What is required
Please pull out every line that includes the string "name".

Supplied data
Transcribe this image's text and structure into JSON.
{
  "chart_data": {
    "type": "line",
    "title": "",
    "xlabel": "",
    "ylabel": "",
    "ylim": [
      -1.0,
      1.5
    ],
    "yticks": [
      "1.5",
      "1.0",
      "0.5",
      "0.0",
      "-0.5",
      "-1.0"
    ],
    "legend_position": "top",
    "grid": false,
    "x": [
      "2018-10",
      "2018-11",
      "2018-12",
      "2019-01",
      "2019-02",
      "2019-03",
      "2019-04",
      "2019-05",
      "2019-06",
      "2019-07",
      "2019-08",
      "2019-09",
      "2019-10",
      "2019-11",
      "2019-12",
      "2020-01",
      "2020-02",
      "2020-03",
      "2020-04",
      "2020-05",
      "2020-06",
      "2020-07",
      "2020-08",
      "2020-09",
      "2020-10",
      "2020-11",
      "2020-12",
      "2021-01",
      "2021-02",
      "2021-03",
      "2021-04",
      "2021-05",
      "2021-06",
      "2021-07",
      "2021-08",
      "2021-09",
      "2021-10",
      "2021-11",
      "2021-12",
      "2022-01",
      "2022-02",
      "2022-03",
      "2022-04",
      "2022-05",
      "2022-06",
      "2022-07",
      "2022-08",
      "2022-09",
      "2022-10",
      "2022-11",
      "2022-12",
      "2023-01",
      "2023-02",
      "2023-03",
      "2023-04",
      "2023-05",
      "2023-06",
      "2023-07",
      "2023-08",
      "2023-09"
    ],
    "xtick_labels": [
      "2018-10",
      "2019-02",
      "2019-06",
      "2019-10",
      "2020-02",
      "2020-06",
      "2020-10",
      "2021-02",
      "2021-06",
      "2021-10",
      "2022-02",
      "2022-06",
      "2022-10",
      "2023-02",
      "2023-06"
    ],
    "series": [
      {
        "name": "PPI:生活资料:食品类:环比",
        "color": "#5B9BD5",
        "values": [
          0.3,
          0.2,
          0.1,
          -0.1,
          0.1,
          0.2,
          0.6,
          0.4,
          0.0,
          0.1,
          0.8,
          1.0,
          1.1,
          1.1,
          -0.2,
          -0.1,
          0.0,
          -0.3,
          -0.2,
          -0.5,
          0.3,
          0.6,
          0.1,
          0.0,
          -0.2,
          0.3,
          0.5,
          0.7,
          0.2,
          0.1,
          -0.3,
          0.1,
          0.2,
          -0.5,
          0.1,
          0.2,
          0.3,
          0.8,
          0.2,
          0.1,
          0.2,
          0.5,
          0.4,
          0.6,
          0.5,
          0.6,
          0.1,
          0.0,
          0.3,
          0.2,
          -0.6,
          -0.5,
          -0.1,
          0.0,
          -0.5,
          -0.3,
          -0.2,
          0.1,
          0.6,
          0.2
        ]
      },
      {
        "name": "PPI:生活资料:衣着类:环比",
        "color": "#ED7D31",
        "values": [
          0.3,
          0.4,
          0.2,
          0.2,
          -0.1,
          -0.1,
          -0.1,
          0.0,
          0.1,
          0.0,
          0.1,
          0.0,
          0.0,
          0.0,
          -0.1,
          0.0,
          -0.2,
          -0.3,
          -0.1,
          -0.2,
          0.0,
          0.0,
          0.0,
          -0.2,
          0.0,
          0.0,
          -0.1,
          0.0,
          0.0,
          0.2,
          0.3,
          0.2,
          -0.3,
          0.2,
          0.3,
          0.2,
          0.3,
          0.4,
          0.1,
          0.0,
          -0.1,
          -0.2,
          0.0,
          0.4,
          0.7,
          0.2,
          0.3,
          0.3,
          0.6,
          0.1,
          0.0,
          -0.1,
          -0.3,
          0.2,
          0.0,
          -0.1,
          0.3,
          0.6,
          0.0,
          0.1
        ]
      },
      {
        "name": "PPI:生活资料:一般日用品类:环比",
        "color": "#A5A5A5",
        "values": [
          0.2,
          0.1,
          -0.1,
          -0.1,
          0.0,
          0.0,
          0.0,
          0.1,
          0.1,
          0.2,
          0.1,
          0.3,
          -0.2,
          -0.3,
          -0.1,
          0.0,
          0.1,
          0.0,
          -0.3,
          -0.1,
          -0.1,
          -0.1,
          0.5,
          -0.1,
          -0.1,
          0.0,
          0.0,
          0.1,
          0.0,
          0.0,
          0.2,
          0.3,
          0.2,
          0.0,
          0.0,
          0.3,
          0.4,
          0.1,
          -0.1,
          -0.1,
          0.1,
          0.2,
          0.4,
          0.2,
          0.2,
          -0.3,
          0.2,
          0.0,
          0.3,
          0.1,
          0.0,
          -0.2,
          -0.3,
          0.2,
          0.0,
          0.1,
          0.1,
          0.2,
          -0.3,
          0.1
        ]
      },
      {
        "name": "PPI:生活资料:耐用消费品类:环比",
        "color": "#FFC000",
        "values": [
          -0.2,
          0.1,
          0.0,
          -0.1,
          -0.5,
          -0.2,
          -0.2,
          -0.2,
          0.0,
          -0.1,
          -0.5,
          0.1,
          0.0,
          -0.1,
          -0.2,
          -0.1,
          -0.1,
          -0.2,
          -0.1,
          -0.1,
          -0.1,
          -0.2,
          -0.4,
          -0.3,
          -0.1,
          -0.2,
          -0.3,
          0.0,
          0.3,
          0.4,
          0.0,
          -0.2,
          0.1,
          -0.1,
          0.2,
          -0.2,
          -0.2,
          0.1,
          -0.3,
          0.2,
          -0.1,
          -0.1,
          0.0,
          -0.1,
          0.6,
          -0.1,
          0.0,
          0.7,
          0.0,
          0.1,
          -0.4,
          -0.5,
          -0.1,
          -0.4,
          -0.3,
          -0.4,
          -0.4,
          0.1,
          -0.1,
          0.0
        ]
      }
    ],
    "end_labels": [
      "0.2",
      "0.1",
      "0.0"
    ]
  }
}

Task result
        "name": "PPI:生活资料:食品类:环比",
        "name": "PPI:生活资料:衣着类:环比",
        "name": "PPI:生活资料:一般日用品类:环比",
        "name": "PPI:生活资料:耐用消费品类:环比",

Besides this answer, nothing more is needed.